* [WHAT THIS TASK INVOLVES]:
List all lines of the data that include the string "très".

####

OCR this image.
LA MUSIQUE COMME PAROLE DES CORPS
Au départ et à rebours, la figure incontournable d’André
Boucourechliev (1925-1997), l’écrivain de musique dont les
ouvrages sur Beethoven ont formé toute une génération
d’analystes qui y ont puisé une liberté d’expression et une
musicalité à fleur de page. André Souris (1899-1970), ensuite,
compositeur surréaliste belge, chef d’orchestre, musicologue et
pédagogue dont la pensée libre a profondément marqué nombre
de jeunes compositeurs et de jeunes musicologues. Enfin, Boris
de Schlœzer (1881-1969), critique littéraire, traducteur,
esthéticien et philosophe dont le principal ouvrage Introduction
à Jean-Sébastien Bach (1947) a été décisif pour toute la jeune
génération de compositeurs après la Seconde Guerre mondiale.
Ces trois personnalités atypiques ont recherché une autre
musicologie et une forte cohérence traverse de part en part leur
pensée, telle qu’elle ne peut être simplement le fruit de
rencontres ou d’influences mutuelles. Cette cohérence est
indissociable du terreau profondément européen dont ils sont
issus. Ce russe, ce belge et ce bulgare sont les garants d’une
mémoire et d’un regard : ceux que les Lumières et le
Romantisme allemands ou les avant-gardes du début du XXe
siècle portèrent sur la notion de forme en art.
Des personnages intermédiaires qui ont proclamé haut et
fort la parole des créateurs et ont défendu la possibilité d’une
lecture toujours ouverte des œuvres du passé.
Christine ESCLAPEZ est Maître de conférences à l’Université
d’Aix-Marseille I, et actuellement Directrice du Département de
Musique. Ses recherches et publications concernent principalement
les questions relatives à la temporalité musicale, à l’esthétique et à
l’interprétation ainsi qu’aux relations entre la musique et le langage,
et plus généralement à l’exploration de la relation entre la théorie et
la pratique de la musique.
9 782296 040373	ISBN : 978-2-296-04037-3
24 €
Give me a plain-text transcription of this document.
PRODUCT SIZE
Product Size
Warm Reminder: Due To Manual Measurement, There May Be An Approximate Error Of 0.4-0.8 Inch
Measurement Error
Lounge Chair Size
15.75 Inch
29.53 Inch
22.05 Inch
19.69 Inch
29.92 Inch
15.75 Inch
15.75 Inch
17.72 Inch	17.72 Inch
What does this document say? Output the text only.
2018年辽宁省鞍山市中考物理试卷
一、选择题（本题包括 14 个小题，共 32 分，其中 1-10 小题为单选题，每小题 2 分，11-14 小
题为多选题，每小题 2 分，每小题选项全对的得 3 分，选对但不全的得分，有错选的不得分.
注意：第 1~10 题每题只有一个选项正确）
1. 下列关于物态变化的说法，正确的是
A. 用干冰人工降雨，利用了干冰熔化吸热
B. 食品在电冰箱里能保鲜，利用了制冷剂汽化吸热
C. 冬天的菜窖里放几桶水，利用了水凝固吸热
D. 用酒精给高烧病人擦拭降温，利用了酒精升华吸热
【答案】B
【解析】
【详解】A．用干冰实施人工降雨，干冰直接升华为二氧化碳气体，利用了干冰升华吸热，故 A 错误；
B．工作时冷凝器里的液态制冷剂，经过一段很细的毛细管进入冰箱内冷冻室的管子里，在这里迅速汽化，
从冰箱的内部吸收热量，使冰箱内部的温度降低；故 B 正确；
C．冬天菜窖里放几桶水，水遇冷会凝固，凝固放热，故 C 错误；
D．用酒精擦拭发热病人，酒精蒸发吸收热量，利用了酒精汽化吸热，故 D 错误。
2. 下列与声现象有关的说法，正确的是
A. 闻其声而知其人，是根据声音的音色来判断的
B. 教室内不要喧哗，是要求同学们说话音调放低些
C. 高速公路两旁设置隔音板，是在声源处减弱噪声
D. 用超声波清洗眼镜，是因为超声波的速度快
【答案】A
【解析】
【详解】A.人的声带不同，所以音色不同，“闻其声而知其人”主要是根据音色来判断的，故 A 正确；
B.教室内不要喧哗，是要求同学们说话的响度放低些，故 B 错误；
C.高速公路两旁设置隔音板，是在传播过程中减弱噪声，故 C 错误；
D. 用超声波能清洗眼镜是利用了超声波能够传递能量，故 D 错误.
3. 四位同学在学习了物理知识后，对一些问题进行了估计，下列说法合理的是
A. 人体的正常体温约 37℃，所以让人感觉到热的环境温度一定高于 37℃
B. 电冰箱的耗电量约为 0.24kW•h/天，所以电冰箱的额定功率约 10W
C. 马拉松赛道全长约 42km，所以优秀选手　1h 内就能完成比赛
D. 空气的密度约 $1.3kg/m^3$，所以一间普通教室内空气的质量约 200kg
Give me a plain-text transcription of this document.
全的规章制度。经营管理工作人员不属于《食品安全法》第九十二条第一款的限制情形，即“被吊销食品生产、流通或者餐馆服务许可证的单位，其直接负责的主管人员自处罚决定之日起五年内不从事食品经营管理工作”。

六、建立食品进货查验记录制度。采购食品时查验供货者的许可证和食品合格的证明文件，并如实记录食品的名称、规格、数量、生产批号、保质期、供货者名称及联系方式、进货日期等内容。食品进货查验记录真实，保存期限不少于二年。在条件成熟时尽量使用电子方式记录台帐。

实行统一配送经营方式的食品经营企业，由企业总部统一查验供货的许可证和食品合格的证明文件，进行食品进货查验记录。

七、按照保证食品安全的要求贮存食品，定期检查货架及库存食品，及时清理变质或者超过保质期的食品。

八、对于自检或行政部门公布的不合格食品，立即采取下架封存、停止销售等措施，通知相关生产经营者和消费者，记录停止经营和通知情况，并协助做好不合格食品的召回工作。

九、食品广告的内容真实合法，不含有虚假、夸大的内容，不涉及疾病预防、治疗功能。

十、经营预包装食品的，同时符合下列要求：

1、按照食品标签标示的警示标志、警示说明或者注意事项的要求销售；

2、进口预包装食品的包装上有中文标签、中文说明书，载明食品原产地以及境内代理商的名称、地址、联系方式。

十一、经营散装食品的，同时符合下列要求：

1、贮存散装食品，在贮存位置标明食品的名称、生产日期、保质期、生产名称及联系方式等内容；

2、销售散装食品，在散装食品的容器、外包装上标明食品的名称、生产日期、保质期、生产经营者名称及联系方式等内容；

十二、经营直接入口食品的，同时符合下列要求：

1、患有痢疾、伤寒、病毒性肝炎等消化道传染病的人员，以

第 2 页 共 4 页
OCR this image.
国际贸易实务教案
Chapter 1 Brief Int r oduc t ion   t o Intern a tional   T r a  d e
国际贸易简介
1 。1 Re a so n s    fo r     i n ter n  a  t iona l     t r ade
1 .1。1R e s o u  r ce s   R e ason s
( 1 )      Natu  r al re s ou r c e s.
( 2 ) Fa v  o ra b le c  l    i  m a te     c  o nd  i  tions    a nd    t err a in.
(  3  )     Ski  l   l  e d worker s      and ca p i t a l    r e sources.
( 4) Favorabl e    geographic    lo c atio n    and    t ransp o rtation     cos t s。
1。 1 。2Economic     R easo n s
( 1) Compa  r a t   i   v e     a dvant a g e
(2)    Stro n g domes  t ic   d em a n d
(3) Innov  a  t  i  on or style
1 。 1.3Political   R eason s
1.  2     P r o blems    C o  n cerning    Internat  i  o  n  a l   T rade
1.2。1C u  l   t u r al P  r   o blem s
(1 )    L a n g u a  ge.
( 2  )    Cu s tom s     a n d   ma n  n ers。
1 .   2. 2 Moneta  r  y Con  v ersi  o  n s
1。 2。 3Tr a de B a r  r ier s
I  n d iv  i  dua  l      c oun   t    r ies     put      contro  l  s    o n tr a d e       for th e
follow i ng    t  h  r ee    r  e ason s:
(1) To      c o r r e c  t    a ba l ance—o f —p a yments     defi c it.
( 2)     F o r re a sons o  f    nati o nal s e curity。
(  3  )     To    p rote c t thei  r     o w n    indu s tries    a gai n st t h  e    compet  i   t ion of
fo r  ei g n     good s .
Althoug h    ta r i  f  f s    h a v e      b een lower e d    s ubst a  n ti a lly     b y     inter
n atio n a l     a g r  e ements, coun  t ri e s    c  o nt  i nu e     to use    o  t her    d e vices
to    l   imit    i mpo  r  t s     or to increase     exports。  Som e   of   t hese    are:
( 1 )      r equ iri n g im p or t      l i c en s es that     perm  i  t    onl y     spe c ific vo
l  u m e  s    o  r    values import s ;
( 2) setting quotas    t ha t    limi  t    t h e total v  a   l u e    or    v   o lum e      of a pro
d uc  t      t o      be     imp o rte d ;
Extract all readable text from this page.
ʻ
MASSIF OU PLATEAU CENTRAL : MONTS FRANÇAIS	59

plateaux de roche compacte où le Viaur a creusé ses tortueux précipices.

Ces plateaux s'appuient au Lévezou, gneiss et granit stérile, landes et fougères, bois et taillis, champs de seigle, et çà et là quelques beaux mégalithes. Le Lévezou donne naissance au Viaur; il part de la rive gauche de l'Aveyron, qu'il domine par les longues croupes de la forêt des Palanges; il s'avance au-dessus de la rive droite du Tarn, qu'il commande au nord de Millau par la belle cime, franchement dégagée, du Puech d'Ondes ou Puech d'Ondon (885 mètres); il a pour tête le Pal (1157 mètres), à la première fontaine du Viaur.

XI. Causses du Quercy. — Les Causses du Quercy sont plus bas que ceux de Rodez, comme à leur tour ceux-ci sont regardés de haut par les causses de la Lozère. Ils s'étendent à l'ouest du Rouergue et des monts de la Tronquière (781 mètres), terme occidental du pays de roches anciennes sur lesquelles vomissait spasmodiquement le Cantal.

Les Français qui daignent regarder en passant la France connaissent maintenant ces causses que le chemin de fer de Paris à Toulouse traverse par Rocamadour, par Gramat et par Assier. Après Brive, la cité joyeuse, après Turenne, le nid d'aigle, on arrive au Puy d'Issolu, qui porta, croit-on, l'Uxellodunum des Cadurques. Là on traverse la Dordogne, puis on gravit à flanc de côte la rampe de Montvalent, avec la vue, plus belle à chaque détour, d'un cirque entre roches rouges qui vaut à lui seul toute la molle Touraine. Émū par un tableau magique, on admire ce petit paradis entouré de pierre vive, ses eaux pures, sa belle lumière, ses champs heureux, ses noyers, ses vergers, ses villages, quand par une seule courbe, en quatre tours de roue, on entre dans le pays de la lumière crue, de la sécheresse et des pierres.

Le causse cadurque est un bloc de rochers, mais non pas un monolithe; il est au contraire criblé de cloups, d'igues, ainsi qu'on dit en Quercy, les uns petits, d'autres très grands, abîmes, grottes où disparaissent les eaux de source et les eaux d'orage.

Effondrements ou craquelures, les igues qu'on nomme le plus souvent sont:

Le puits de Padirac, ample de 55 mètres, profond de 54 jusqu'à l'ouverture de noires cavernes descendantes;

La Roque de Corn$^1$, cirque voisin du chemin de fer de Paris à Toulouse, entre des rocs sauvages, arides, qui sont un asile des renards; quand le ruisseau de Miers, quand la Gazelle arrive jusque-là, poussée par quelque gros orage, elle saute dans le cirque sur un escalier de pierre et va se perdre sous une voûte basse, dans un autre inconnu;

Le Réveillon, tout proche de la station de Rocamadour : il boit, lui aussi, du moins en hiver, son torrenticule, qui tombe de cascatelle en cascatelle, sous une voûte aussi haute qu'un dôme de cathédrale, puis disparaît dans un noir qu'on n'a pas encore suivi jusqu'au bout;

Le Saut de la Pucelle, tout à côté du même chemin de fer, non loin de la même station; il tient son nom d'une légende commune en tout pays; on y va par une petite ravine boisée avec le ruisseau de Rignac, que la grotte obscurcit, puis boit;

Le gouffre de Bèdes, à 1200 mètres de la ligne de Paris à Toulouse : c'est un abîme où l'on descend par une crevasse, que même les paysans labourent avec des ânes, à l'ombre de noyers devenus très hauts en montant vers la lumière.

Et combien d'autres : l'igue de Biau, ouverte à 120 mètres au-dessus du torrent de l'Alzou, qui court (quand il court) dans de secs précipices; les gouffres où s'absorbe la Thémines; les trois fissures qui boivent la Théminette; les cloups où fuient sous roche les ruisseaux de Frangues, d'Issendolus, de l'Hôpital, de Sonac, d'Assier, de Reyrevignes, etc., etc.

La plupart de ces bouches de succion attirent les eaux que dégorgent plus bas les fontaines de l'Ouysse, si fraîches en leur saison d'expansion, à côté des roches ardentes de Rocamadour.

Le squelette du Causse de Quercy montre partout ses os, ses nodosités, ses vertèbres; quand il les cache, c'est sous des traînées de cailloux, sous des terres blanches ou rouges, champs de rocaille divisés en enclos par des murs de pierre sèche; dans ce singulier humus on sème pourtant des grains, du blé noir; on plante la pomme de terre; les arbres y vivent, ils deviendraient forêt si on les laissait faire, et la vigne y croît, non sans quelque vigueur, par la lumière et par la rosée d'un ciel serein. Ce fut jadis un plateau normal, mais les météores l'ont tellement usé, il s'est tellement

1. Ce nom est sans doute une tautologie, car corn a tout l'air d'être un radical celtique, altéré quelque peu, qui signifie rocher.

####

* [RESULT]:
Le causse cadurque est un bloc de rochers, mais non pas un monolithe; il est au contraire criblé de cloups, d'igues, ainsi qu'on dit en Quercy, les uns petits, d'autres très grands, abîmes, grottes où disparaissent les eaux de source et les eaux d'orage.
Le gouffre de Bèdes, à 1200 mètres de la ligne de Paris à Toulouse : c'est un abîme où l'on descend par une crevasse, que même les paysans labourent avec des ânes, à l'ombre de noyers devenus très hauts en montant vers la lumière.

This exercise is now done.